- _Given text_:

There’s a term that has moved from the domain of electrical engineers to the everyday world of the home voice over studio. Unfortunately the “techie” baggage the term brings with it confuses or even frightens many aspiring audio engineer/voice talents. And that term is “gain”, specifically microphone gain.
So what is gain and how do you control it to produce the best voice over recordings?
So what is “gain” anyway?
When you speak in front of a microphone, your voice creates tiny vibrations that the microphone converts to a very small voltage. It’s actually too small to be usable. So this electrical “signal” has to be increased or “amplified”, often 1000 or more times greater.
Early on engineers wondered when the signal went through the amplifier “how much more voltage do we have now?” Or how much voltage did we “gain” with this amplifier? And the term gain appeared in their vocabulary.
You could think of changing the gain as making the mic output louder or softer. This will make purists cringe, but it’s a good analogy for us mortals. OK, so why do we care?
Your goal is to produce the best recording levels.

- _Available data_:

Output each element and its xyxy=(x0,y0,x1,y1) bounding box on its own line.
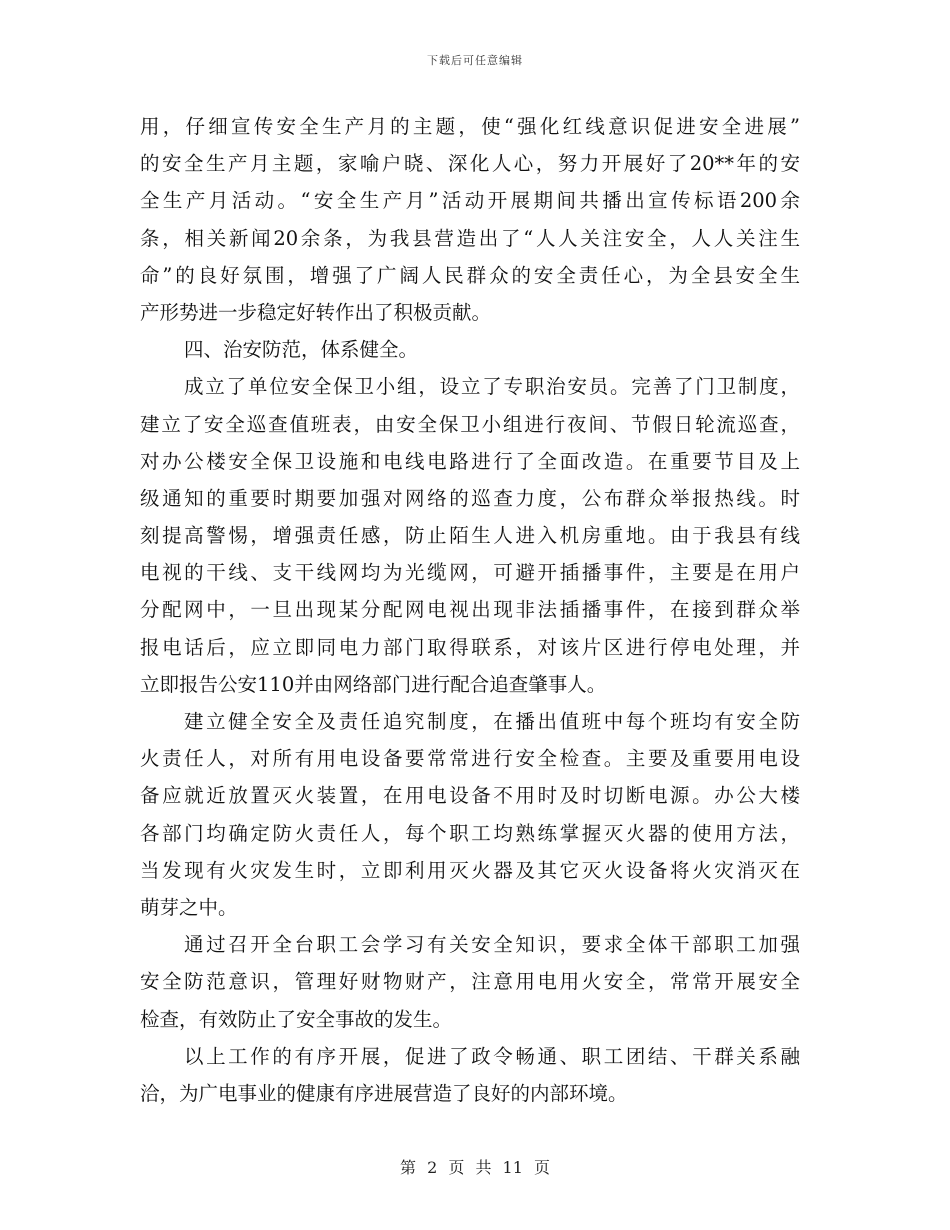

- _Given exercise_:
Reproduce the passage on microphone gain word for word, beginning at the words that contain "There’s a term" and stopping after "voice over recordings?". The data has no connection to the passage on microphone gain.

- _Right answer_:
There’s a term that has moved from the domain of electrical engineers to the everyday world of the home voice over studio. Unfortunately the “techie” baggage the term brings with it confuses or even frightens many aspiring audio engineer/voice talents. And that term is “gain”, specifically microphone gain.
So what is gain and how do you control it to produce the best voice over recordings?